### EXTRACTED INFORMATION
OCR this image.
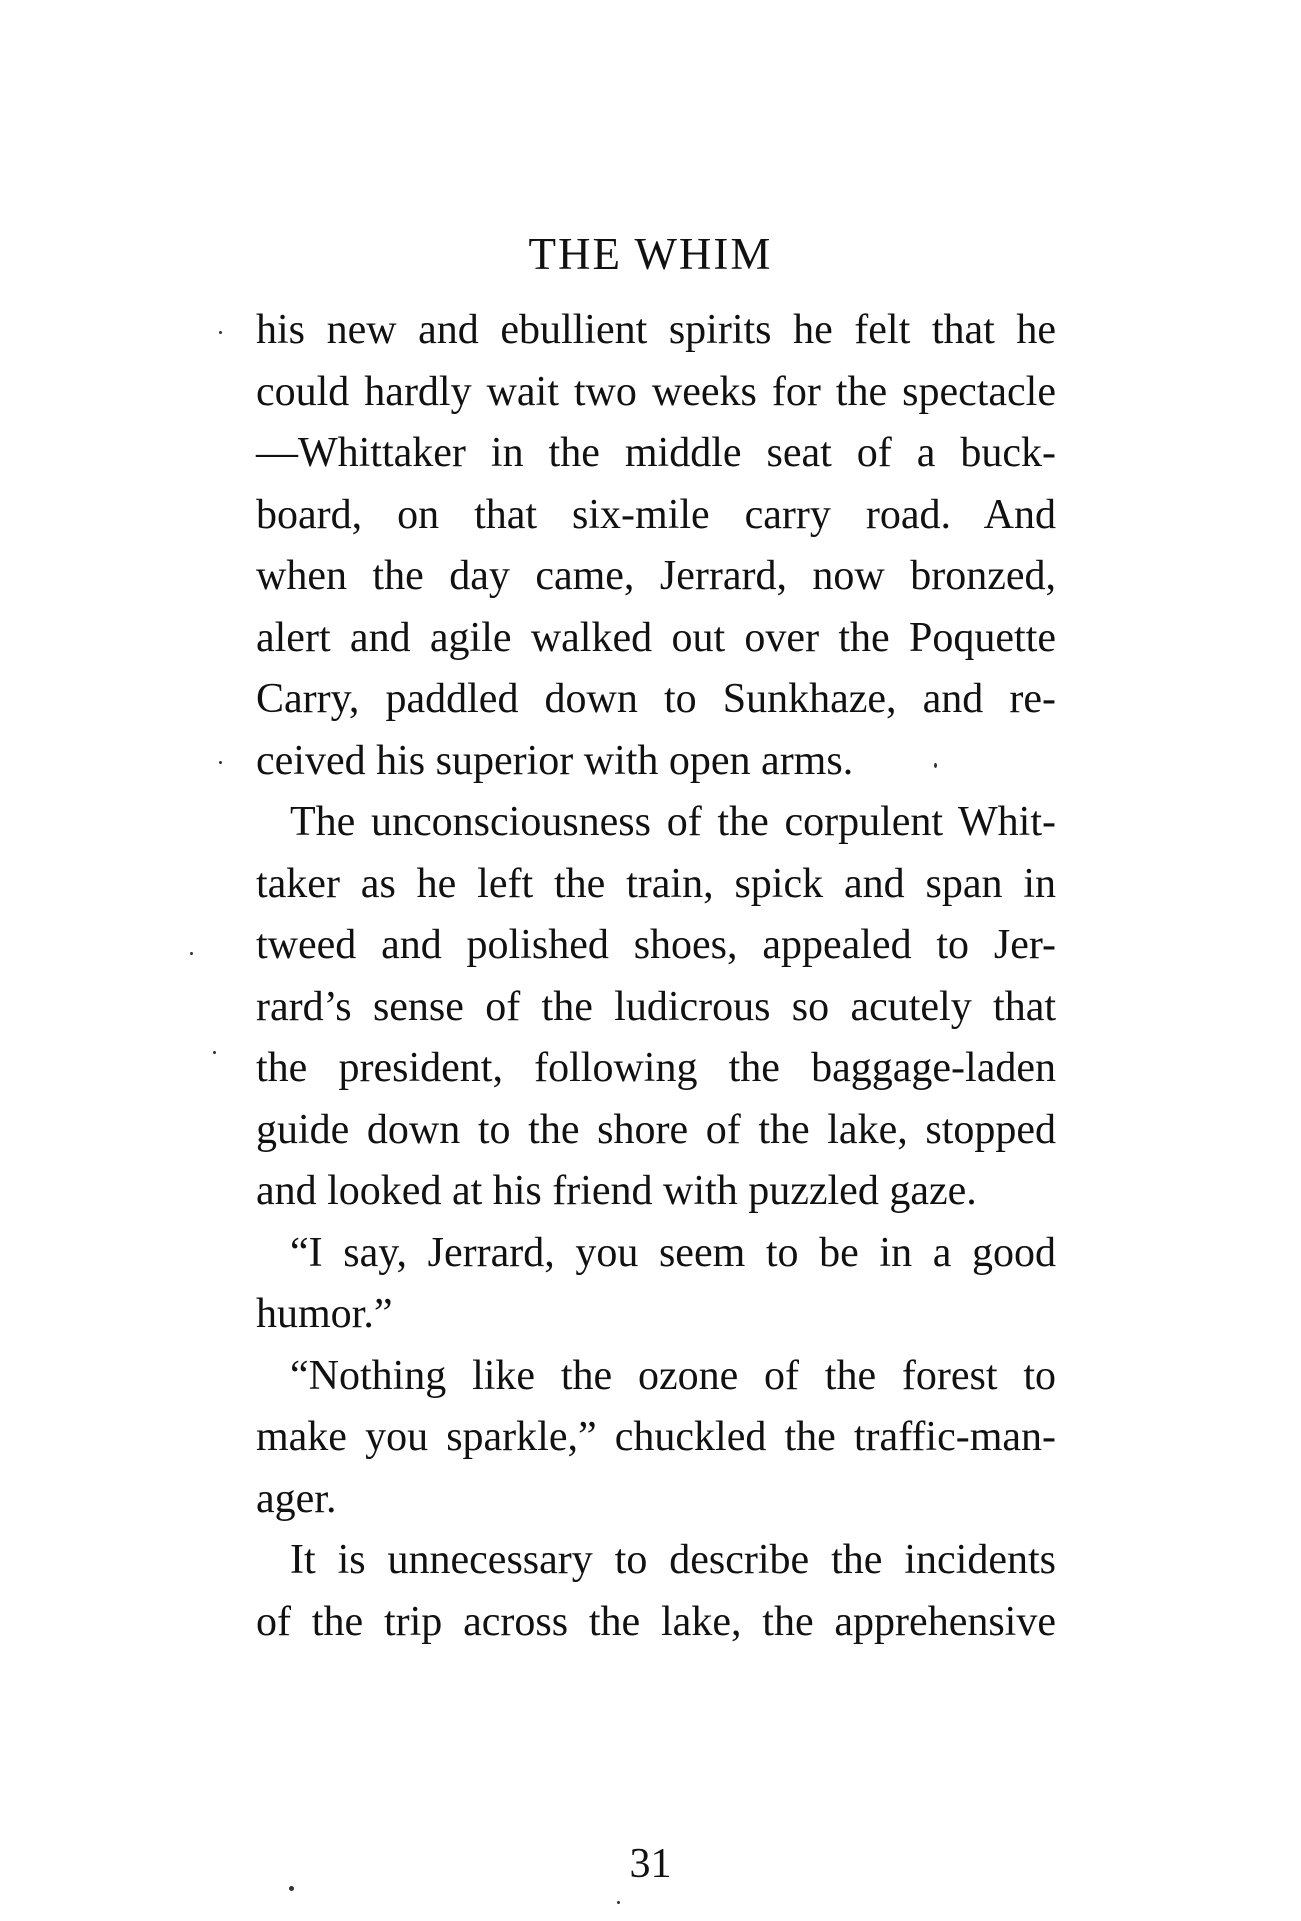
THE WHIM

his new and ebullient spirits he felt that he
could hardly wait two weeks for the spectacle
—Whittaker in the middle seat of a buck-
board, on that six-mile carry road. And
when the day came, Jerrard, now bronzed,
alert and agile walked out over the Poquette
Carry, paddled down to Sunkhaze, and re-
ceived his superior with open arms.

The unconsciousness of the corpulent Whit-
taker as he left the train, spick and span in
tweed and polished shoes, appealed to Jer-
rard’s sense of the ludicrous so acutely that
the president, following the baggage-laden
guide down to the shore of the lake, stopped
and looked at his friend with puzzled gaze.

“I say, Jerrard, you seem to be in a good
humor.”

“Nothing like the ozone of the forest to
make you sparkle,” chuckled the traffic-man-
ager.

It is unnecessary to describe the incidents
of the trip across the lake, the apprehensive

31
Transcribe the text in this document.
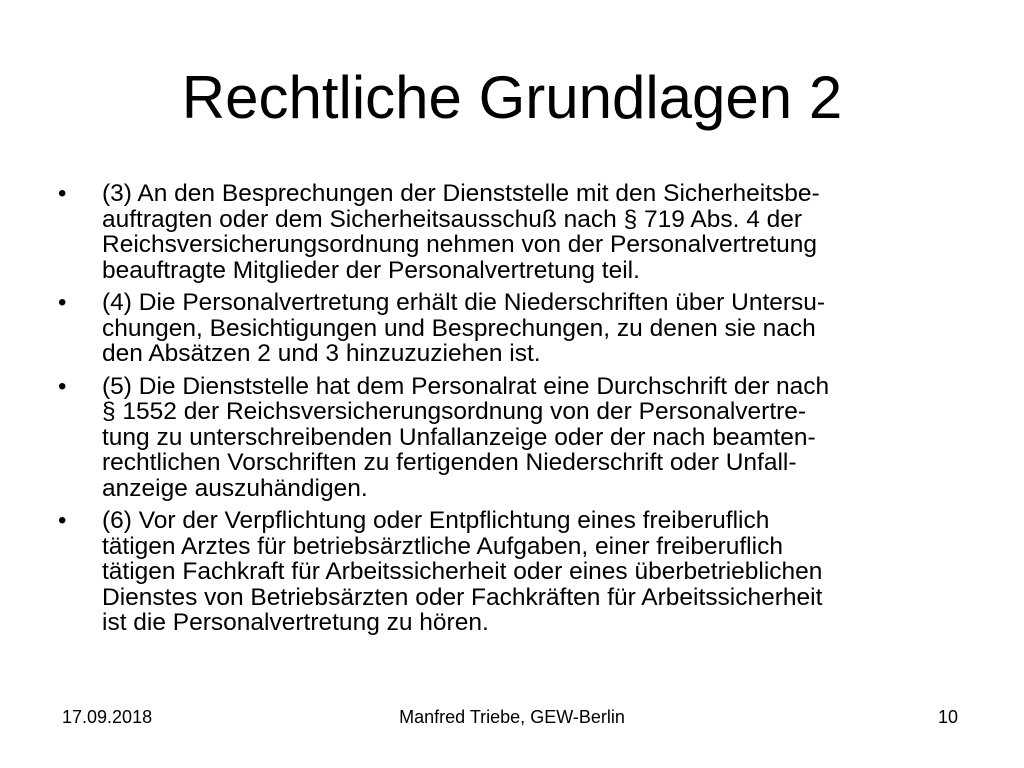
Rechtliche Grundlagen 2
• (3) An den Besprechungen der Dienststelle mit den Sicherheitsbe-
auftragten oder dem Sicherheitsausschuß nach § 719 Abs. 4 der
Reichsversicherungsordnung nehmen von der Personalvertretung
beauftragte Mitglieder der Personalvertretung teil.
• (4) Die Personalvertretung erhält die Niederschriften über Untersu-
chungen, Besichtigungen und Besprechungen, zu denen sie nach
den Absätzen 2 und 3 hinzuzuziehen ist.
• (5) Die Dienststelle hat dem Personalrat eine Durchschrift der nach
§ 1552 der Reichsversicherungsordnung von der Personalvertre-
tung zu unterschreibenden Unfallanzeige oder der nach beamten-
rechtlichen Vorschriften zu fertigenden Niederschrift oder Unfall-
anzeige auszuhändigen.
• (6) Vor der Verpflichtung oder Entpflichtung eines freiberuflich
tätigen Arztes für betriebsärztliche Aufgaben, einer freiberuflich
tätigen Fachkraft für Arbeitssicherheit oder eines überbetrieblichen
Dienstes von Betriebsärzten oder Fachkräften für Arbeitssicherheit
ist die Personalvertretung zu hören.
17.09.2018	Manfred Triebe, GEW-Berlin	10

### WHAT YOU SHOULD DO
Give again exactly the lines from the one holding "Transcribe the text in this document." to the final line of the records, both ends included; any pictures stay out.

### SOLUTION FOR THIS PROBLEM
Transcribe the text in this document.
Rechtliche Grundlagen 2
• (3) An den Besprechungen der Dienststelle mit den Sicherheitsbe-
auftragten oder dem Sicherheitsausschuß nach § 719 Abs. 4 der
Reichsversicherungsordnung nehmen von der Personalvertretung
beauftragte Mitglieder der Personalvertretung teil.
• (4) Die Personalvertretung erhält die Niederschriften über Untersu-
chungen, Besichtigungen und Besprechungen, zu denen sie nach
den Absätzen 2 und 3 hinzuzuziehen ist.
• (5) Die Dienststelle hat dem Personalrat eine Durchschrift der nach
§ 1552 der Reichsversicherungsordnung von der Personalvertre-
tung zu unterschreibenden Unfallanzeige oder der nach beamten-
rechtlichen Vorschriften zu fertigenden Niederschrift oder Unfall-
anzeige auszuhändigen.
• (6) Vor der Verpflichtung oder Entpflichtung eines freiberuflich
tätigen Arztes für betriebsärztliche Aufgaben, einer freiberuflich
tätigen Fachkraft für Arbeitssicherheit oder eines überbetrieblichen
Dienstes von Betriebsärzten oder Fachkräften für Arbeitssicherheit
ist die Personalvertretung zu hören.
17.09.2018	Manfred Triebe, GEW-Berlin	10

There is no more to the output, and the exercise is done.